Problem description:
Answer these from the blog post below:
1. For how long has the writer not had this feeling?
2. Who wrote the writer a poem?
3. Between which two places was the bus trip when the writer slept on Suk's shoulder?

Passage to read:
Monday, August 31, 2009

He is just not THAT into you:)

I am having this very funny feeling. Feeling which I have not had in the past two years, not as I remembered. How should I describe this? Infatuation? Crush? Definitely not in love, cause I'm absolutely not thinking clearly right now :) Things look so much better when your mind is covered with thick fog, but when it fades away, you started to think clearly and you realized that it was all just bullshit. Maybe, he is just not that into you, darling.

Let me see why is this happening. Well, first of all I have not really met a guy for the past two years. Yes, I got one Indian guy who wrote me a poem, but I managed to keep my mind really clear about that. I am glad that I did not have that let's-give-it-a-try attitude, which I had years ago and brought me tons of problems. Or maybe because nobody have told me so many sweet sweet things in the past two years, getting sugar high is never a good thing. You know guys' mouth can't be trusted, although he told you that he is just "truthfully spitting the facts." Or maybe it's because I have not felt so comfortable around someone in a really long time. Perhaps the last time I felt that way was during that bus trip from Cameron down to Ipoh when I was sleeping on Suk's shoulder. Or maybe it was because the smell of the car, smells just like my perfume. Smells good makes you feel good~ Or maybe because he is just like me, have low "laughing point" (a direct translation from chinese) which means you laugh on all shits. So you think he is funny, and he thinks you are funny, the next moment you say you guys are having a good time. Or maybe it's just because he has a nice name which makes it easier for you to keep in mind. Whatever it is, all reasons are not applicable right now.

Material shown:
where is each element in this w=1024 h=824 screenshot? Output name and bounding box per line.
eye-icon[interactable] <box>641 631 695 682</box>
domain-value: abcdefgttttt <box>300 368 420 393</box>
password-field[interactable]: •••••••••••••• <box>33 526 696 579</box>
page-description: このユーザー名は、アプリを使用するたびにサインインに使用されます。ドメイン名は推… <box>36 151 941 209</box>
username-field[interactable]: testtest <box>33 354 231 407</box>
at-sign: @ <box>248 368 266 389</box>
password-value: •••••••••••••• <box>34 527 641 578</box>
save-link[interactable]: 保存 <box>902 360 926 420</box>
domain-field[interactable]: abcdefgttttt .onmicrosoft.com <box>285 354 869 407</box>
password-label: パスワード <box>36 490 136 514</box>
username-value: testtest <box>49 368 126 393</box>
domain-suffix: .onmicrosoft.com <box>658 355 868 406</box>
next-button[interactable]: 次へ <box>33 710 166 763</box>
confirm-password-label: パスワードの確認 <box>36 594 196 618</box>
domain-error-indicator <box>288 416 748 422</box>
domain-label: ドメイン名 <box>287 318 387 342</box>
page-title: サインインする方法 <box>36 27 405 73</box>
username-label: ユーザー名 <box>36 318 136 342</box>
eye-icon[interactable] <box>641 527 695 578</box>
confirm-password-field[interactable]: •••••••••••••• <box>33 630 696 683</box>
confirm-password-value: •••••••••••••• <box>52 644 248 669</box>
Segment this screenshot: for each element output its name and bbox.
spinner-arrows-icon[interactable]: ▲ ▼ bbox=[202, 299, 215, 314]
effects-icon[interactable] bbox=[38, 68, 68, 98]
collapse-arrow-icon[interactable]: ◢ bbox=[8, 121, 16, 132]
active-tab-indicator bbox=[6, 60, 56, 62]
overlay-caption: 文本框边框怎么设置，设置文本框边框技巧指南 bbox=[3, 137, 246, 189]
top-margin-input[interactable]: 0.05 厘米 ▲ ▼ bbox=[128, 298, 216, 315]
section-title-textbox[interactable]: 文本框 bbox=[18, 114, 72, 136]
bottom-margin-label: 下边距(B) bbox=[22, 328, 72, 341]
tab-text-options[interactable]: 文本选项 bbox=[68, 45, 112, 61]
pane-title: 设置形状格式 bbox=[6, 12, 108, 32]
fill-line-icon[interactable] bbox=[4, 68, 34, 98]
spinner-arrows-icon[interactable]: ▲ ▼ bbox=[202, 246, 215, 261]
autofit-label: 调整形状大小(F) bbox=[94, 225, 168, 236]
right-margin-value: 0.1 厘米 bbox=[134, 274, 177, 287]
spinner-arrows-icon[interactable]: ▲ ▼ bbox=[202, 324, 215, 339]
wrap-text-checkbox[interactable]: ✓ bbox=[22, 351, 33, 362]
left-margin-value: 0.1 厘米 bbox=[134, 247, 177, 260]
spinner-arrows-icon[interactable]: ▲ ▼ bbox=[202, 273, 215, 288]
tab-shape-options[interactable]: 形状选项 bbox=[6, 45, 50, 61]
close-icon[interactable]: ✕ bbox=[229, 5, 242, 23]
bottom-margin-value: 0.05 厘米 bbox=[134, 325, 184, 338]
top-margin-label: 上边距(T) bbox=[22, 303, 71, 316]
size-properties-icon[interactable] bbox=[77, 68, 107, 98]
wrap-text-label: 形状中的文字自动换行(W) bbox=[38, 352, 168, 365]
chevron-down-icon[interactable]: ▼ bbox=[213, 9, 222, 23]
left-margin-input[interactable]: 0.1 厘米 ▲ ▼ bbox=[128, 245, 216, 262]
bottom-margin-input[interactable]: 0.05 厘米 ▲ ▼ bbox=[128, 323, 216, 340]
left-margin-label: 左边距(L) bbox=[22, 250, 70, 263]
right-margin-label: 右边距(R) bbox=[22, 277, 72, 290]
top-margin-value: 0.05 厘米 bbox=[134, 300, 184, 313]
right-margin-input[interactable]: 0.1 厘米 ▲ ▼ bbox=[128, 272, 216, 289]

Written reply:
1. The past two years.
2. An Indian guy.
3. From Cameron down to Ipoh.